[Start Record excerpts]

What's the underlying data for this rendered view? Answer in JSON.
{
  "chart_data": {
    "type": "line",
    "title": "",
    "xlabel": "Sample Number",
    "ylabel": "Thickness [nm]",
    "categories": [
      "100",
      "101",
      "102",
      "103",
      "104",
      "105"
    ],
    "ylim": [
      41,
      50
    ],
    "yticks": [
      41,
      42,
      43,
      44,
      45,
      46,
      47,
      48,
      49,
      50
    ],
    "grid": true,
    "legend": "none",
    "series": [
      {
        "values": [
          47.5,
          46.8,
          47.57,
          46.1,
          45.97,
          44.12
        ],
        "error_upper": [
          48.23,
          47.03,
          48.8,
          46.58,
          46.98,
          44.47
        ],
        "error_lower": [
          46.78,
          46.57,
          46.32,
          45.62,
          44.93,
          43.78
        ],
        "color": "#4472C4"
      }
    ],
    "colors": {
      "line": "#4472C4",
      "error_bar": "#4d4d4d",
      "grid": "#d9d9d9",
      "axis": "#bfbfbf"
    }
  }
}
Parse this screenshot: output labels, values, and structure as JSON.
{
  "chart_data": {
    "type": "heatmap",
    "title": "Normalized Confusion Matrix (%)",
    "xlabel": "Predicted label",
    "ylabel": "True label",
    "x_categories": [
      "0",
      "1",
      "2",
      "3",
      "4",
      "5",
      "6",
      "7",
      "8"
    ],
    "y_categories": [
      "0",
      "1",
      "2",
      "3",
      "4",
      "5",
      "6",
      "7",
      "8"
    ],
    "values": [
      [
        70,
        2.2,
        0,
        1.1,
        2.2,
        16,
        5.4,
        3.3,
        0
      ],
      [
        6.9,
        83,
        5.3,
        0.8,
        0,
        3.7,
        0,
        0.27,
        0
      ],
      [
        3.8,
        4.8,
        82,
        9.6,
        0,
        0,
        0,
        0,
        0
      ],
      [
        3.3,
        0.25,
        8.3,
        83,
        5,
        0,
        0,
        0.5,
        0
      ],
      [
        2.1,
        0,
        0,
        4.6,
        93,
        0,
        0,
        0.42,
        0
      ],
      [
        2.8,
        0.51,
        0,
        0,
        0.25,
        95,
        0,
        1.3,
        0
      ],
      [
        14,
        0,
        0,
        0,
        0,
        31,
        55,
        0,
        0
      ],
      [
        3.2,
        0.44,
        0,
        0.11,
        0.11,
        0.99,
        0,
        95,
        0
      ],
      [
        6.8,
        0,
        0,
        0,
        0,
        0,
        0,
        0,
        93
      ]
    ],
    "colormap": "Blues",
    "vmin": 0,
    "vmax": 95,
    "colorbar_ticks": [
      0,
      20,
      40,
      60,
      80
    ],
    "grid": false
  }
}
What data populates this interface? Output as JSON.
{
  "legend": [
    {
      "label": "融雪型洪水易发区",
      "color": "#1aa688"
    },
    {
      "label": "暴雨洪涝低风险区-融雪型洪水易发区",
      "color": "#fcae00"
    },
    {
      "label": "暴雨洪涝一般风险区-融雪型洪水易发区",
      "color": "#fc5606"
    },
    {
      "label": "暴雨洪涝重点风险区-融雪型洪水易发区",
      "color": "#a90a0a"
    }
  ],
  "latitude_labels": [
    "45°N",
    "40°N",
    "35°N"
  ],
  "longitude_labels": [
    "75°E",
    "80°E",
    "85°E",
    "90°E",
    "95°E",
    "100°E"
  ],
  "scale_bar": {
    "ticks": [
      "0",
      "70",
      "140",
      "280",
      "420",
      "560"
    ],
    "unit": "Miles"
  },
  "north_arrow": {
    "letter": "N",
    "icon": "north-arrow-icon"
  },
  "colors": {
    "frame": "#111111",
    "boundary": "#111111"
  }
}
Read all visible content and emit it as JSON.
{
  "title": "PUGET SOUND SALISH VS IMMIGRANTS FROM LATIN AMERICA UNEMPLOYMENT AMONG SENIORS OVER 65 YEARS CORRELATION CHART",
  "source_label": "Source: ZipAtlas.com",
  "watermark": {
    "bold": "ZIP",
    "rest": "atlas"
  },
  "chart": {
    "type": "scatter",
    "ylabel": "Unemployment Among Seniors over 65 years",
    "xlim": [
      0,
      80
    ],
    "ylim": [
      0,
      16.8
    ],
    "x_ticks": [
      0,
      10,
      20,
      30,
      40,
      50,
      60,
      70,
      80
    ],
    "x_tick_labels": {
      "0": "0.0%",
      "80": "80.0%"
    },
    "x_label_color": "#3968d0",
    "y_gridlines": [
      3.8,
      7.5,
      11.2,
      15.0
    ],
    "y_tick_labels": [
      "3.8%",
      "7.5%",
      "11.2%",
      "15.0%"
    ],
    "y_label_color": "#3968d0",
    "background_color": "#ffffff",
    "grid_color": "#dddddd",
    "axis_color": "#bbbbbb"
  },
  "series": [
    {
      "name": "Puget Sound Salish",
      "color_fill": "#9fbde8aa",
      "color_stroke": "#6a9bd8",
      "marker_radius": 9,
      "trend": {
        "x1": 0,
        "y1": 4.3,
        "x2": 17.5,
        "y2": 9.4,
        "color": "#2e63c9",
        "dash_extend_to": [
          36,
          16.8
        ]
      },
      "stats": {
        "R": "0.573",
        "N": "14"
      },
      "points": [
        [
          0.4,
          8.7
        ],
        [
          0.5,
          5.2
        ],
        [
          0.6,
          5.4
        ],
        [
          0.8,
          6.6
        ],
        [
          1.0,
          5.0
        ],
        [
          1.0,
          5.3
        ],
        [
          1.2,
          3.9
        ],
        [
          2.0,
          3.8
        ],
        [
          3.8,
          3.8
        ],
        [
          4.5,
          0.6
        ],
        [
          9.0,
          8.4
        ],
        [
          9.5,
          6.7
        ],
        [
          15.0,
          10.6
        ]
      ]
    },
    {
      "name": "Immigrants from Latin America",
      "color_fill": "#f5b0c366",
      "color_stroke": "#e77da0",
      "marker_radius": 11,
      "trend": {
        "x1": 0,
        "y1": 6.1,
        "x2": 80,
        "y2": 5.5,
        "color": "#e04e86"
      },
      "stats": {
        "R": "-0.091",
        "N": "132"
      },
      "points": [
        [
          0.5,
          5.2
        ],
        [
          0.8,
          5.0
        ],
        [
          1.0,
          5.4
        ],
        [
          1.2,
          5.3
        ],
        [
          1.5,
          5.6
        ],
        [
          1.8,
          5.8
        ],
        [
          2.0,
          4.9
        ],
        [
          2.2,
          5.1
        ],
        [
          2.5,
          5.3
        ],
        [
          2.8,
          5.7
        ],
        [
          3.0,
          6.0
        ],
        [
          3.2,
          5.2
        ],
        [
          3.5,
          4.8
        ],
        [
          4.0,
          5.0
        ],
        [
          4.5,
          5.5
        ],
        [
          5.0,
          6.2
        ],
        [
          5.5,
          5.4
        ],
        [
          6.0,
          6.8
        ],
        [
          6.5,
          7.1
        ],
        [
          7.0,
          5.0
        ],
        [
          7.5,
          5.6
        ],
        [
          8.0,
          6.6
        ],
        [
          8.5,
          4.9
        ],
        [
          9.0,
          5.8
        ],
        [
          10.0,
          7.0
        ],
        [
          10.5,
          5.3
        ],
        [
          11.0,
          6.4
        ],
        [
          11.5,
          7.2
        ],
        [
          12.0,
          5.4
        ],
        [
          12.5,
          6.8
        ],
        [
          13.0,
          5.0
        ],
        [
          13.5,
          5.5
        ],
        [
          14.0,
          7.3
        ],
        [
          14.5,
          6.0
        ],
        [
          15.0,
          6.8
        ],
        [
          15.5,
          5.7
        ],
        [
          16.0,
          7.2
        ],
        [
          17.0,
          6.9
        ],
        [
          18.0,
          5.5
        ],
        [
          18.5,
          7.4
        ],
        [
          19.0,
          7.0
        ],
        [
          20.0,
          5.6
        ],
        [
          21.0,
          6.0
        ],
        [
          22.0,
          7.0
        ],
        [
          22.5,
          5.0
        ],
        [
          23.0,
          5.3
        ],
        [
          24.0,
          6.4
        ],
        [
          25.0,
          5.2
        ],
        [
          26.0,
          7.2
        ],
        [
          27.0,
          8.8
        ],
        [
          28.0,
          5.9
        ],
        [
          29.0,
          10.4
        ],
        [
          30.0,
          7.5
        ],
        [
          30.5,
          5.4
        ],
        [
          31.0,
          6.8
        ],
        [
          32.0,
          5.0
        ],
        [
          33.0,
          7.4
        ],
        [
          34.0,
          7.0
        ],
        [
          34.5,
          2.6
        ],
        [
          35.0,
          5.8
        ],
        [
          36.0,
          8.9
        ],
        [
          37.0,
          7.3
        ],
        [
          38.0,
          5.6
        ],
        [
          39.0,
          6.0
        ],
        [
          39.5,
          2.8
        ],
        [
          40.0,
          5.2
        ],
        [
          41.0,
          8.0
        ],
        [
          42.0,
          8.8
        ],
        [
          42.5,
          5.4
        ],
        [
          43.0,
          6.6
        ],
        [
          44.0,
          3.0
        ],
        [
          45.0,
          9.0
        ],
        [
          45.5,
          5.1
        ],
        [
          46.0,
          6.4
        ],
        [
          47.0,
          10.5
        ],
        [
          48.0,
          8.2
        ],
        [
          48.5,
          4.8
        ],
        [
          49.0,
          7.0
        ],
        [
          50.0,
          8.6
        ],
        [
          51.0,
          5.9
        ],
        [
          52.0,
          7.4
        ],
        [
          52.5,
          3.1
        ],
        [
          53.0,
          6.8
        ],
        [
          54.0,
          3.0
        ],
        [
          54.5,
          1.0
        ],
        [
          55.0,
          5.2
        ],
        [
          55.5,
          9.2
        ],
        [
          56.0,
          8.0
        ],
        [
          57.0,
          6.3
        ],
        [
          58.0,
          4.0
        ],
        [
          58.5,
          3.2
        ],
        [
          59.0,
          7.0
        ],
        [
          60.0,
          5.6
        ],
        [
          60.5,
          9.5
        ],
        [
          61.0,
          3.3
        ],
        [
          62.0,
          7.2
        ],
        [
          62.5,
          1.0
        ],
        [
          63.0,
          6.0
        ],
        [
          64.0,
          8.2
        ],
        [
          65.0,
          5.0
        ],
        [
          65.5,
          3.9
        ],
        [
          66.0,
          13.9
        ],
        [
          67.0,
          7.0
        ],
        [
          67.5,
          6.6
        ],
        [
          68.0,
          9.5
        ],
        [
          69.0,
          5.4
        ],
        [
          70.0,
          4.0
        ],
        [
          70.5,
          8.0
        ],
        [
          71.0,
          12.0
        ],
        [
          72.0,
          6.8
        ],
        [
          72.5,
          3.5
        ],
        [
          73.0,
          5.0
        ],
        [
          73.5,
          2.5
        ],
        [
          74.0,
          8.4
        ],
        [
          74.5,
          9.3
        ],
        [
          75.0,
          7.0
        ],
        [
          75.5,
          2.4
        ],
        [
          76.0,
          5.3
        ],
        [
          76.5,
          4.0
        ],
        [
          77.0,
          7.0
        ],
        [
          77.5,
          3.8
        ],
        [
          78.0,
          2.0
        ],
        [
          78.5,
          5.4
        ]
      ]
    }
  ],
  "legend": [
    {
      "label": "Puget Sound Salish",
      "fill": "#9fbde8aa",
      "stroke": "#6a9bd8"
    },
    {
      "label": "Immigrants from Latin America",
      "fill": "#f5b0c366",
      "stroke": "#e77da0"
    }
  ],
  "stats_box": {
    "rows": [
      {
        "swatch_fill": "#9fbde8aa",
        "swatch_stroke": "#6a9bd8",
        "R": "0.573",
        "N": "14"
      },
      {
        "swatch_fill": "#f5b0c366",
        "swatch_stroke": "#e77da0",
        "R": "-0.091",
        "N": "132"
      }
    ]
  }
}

[End Record excerpts]

Each line holding the word "this" counts once; report the total and nothing else.

3